**TASK:** Lines that include the word "title" are the ones to copy.

**DATA RECORDS:**
>>>>>

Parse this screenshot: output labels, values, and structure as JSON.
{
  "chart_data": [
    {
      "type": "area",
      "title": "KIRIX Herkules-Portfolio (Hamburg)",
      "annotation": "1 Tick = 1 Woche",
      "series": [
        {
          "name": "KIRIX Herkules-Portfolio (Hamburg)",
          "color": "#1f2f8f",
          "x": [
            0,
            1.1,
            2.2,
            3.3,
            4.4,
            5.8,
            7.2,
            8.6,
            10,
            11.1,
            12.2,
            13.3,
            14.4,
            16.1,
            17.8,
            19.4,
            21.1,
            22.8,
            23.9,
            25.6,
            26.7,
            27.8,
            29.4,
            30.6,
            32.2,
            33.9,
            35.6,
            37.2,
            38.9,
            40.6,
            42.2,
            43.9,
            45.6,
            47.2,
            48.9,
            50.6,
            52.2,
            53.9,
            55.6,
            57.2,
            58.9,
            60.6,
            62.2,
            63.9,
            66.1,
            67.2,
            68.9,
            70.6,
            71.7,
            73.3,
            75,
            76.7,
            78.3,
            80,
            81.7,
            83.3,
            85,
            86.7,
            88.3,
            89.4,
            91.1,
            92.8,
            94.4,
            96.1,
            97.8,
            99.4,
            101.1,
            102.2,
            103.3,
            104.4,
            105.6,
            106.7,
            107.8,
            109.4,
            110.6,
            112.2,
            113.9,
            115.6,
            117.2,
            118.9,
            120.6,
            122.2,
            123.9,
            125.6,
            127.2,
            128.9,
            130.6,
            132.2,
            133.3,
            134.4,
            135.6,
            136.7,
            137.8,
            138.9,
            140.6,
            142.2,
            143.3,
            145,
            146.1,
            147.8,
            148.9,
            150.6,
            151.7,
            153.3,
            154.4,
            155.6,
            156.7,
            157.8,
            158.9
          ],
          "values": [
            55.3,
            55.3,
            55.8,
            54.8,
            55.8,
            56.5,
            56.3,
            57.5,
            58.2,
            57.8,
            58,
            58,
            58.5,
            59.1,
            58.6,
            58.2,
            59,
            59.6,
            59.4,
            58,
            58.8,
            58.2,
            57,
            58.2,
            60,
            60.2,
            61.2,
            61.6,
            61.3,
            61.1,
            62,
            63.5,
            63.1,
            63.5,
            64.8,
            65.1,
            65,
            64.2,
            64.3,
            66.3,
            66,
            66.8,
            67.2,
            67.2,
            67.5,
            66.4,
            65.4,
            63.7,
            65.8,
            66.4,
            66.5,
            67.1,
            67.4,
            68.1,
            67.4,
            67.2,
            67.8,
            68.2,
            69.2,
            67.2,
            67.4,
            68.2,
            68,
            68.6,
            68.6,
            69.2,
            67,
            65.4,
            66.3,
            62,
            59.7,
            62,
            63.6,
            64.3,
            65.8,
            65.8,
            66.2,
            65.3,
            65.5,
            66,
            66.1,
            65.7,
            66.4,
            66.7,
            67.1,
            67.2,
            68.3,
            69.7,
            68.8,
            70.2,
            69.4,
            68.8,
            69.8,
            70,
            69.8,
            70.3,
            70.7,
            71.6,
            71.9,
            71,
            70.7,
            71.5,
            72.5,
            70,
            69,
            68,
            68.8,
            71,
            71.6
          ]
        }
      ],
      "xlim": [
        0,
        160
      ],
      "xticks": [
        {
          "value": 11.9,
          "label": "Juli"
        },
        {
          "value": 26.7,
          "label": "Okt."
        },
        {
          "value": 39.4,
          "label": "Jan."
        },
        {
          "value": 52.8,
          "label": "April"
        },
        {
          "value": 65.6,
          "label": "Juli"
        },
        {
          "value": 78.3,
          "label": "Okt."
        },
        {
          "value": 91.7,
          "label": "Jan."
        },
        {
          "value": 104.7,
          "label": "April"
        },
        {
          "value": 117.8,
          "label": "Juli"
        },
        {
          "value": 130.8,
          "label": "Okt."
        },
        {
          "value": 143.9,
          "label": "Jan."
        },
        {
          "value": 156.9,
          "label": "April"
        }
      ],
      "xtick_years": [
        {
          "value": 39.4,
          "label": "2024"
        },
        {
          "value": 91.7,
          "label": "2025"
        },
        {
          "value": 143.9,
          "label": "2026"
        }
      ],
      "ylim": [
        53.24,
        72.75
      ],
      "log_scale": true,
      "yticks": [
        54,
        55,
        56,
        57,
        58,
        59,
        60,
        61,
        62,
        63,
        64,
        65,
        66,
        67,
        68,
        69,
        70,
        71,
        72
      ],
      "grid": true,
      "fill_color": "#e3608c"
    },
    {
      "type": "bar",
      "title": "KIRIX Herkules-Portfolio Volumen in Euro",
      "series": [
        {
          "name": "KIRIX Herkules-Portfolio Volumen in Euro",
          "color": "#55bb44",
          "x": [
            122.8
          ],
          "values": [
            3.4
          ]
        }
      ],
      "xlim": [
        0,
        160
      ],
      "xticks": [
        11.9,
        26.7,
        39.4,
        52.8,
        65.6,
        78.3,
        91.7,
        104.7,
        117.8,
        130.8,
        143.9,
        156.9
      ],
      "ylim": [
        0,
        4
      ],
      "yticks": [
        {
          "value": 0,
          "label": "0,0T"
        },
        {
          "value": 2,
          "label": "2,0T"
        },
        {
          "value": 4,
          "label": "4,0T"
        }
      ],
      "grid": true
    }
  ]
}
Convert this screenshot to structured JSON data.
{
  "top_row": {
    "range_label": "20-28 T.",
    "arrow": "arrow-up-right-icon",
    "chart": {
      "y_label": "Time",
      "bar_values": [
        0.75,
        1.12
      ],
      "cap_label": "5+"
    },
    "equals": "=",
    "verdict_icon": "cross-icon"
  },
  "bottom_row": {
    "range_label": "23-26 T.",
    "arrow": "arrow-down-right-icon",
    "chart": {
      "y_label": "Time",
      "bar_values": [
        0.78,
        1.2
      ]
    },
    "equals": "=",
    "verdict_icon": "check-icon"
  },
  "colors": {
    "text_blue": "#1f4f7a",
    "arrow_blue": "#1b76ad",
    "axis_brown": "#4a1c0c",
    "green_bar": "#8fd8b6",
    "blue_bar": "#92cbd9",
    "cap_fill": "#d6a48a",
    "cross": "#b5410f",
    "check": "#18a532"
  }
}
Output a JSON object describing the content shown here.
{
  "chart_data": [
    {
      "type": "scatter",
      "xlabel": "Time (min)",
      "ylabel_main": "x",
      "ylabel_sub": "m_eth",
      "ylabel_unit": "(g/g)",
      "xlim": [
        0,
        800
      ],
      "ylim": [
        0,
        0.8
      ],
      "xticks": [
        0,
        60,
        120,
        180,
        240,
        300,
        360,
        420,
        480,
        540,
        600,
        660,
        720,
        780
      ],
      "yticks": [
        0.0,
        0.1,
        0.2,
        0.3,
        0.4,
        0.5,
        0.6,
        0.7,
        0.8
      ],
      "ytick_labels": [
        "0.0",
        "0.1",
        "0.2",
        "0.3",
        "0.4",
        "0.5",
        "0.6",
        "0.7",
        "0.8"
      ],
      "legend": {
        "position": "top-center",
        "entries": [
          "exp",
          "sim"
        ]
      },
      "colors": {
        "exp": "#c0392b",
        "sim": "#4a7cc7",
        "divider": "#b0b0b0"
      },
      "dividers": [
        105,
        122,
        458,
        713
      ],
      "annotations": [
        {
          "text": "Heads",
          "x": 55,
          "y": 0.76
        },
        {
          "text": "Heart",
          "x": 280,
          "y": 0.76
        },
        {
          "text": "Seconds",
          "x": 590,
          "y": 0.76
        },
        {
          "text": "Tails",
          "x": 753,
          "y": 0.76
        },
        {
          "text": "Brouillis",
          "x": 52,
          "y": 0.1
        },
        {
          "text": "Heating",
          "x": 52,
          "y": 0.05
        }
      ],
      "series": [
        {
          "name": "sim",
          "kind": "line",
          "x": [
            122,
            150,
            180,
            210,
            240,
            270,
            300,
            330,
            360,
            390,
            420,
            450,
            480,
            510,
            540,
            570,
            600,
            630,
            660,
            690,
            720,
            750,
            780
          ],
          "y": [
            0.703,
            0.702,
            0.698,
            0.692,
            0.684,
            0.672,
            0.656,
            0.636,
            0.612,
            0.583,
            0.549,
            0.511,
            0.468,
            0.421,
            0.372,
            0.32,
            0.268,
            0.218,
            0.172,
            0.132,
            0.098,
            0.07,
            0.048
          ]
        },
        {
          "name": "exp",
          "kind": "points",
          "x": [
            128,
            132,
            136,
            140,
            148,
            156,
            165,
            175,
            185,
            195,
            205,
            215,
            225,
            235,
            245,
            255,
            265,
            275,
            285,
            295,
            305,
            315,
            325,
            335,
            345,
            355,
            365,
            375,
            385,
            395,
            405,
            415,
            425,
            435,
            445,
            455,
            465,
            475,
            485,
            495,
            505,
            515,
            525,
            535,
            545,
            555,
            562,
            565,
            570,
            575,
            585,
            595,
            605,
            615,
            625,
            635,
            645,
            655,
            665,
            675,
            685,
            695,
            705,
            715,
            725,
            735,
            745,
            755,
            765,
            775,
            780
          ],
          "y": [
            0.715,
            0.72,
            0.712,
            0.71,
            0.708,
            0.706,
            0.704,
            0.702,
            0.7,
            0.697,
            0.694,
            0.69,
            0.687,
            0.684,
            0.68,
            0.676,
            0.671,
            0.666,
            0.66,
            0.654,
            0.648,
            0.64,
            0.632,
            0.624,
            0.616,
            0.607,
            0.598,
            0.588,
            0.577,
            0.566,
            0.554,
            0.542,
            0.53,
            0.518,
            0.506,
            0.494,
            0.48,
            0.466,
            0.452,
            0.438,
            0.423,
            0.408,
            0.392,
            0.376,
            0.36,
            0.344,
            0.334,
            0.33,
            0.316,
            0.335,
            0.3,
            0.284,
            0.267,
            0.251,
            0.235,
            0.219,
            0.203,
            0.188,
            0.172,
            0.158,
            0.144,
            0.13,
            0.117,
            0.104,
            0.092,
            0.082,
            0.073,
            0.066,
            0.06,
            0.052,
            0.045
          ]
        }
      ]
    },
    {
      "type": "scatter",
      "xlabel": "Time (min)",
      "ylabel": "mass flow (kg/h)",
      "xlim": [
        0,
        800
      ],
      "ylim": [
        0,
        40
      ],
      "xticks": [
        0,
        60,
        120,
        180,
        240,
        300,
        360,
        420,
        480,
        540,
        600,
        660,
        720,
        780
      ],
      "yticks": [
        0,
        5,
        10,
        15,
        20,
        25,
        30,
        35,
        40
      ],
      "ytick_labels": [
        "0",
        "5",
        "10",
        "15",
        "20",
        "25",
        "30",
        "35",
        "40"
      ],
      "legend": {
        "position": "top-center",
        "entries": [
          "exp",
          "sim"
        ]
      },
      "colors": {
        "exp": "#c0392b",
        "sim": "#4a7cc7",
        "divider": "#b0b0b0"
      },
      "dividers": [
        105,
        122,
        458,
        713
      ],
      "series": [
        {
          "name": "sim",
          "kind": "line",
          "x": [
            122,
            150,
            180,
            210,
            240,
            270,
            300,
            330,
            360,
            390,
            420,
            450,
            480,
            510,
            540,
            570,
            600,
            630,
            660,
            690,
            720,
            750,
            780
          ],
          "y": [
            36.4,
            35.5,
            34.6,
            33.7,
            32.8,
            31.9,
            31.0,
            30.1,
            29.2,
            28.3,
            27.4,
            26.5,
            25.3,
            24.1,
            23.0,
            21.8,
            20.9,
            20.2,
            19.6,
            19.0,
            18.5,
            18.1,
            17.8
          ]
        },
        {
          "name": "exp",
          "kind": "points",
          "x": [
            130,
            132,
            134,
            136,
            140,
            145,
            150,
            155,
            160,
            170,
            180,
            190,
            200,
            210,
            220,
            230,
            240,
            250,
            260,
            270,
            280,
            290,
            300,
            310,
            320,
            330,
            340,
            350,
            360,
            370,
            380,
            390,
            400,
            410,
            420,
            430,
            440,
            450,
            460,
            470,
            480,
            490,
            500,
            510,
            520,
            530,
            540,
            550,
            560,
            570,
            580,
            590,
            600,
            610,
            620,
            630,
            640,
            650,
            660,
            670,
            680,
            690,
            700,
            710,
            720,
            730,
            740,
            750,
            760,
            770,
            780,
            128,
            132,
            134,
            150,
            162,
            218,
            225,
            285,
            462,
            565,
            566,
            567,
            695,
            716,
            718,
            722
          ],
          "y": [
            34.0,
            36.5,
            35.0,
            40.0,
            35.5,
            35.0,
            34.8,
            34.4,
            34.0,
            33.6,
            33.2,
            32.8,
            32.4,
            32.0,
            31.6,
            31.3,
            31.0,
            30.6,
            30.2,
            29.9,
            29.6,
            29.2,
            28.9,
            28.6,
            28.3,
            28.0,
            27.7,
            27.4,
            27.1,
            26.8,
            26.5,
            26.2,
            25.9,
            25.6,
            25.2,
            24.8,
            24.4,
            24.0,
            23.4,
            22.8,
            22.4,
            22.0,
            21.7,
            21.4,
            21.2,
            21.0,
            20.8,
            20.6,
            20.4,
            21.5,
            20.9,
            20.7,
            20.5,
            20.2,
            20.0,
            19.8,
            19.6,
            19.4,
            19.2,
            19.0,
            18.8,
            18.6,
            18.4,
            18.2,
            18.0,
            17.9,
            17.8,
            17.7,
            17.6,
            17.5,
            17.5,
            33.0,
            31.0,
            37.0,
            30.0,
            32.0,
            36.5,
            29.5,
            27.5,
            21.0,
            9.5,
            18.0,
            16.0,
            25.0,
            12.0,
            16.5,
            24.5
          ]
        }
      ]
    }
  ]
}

<<<<<

**RESULT OF THIS TASK:**
      "title": "KIRIX Herkules-Portfolio (Hamburg)",
      "title": "KIRIX Herkules-Portfolio Volumen in Euro",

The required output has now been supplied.